→ **GIVEN EXERCISE**
Would you restate, exactly as they appear, the lines from the one containing "Serialize everything readable" through the end of the data below?

→ **SUPPLIED MATERIAL**
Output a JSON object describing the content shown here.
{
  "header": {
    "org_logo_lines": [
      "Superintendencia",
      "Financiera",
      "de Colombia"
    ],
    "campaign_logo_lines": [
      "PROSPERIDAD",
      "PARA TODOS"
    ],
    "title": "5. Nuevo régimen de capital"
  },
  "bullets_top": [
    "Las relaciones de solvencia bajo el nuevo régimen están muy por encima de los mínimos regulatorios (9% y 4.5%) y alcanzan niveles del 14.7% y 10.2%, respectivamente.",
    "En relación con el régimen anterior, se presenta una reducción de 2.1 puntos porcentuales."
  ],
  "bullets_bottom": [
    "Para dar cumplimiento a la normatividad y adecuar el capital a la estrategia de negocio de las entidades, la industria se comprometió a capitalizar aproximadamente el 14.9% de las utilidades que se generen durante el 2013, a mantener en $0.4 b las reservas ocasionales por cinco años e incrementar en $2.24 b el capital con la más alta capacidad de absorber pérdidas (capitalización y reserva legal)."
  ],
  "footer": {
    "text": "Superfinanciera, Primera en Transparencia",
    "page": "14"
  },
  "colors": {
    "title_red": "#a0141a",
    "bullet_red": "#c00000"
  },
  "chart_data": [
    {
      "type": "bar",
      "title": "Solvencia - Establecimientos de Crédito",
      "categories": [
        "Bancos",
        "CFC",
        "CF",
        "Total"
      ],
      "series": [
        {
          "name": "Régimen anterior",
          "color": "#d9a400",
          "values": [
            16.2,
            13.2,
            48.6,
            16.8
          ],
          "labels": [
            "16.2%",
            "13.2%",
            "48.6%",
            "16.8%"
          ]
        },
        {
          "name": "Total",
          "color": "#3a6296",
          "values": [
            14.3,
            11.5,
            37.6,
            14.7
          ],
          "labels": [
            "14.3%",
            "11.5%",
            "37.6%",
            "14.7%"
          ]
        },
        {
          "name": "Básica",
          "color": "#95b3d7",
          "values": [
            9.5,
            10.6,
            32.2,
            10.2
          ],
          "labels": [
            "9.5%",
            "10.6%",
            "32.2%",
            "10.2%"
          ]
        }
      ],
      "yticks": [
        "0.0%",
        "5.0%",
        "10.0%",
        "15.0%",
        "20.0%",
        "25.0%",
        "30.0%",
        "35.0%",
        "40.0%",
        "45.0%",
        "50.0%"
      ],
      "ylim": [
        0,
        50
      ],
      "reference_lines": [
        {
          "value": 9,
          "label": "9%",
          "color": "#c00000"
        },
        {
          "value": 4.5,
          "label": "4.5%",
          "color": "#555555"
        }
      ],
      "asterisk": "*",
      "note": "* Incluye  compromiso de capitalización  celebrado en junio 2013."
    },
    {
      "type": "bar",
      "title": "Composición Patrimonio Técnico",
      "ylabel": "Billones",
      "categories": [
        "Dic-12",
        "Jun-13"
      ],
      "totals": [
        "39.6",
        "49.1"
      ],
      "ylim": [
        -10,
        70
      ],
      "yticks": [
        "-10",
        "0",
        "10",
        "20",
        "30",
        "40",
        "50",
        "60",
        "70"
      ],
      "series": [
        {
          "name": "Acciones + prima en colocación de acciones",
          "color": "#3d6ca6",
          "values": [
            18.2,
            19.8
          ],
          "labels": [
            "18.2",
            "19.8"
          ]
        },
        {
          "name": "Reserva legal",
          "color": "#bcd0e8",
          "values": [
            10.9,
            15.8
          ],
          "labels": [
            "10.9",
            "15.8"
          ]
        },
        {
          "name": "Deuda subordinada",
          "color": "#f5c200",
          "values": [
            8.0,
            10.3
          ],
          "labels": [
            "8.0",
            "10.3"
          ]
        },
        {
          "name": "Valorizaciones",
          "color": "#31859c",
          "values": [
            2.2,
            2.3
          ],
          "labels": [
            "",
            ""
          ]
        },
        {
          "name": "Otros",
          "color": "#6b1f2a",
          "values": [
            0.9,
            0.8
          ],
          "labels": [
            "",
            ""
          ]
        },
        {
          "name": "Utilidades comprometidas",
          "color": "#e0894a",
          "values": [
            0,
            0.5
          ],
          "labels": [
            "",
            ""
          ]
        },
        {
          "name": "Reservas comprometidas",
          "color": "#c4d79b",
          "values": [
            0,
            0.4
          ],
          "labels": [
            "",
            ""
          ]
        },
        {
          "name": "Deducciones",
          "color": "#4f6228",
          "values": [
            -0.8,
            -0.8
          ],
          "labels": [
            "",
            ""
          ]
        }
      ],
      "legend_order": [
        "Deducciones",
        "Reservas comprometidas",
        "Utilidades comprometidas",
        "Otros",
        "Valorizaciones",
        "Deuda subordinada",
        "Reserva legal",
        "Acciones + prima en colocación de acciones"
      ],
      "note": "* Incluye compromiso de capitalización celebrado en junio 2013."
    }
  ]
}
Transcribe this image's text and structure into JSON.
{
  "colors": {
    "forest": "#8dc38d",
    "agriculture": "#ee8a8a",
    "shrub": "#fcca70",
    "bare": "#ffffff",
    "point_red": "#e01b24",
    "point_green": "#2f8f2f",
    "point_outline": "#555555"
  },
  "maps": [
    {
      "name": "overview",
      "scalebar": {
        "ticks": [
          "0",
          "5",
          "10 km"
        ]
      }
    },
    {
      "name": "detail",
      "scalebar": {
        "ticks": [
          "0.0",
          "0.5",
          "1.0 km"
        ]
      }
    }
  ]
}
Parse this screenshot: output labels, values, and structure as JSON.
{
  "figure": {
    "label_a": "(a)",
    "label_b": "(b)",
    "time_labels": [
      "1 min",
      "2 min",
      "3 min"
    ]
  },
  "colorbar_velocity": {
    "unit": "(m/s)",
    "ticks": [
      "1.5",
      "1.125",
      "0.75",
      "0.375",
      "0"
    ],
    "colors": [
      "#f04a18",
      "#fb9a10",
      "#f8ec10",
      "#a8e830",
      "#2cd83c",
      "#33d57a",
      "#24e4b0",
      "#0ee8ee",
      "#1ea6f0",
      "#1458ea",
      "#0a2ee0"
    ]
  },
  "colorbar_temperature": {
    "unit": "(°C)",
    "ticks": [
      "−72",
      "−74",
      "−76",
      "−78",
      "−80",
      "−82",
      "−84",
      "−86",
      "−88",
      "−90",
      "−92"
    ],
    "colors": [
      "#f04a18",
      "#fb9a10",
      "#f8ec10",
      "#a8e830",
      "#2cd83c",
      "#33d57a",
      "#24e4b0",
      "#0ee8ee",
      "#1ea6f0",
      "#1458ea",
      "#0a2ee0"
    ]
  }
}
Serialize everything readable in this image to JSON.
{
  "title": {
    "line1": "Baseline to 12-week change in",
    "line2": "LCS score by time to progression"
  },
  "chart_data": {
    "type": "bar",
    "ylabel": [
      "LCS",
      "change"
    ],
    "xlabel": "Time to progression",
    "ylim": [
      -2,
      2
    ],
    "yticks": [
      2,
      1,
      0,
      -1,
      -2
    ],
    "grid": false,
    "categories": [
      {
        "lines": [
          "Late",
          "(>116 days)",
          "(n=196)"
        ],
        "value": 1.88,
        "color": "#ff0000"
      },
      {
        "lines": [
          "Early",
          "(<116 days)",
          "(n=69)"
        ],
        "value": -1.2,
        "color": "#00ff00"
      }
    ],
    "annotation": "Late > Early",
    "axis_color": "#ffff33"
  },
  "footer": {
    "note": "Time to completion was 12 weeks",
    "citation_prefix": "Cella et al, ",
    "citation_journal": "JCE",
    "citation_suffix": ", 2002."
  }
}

→ **FINAL RESULT**
Serialize everything readable in this image to JSON.
{
  "title": {
    "line1": "Baseline to 12-week change in",
    "line2": "LCS score by time to progression"
  },
  "chart_data": {
    "type": "bar",
    "ylabel": [
      "LCS",
      "change"
    ],
    "xlabel": "Time to progression",
    "ylim": [
      -2,
      2
    ],
    "yticks": [
      2,
      1,
      0,
      -1,
      -2
    ],
    "grid": false,
    "categories": [
      {
        "lines": [
          "Late",
          "(>116 days)",
          "(n=196)"
        ],
        "value": 1.88,
        "color": "#ff0000"
      },
      {
        "lines": [
          "Early",
          "(<116 days)",
          "(n=69)"
        ],
        "value": -1.2,
        "color": "#00ff00"
      }
    ],
    "annotation": "Late > Early",
    "axis_color": "#ffff33"
  },
  "footer": {
    "note": "Time to completion was 12 weeks",
    "citation_prefix": "Cella et al, ",
    "citation_journal": "JCE",
    "citation_suffix": ", 2002."
  }
}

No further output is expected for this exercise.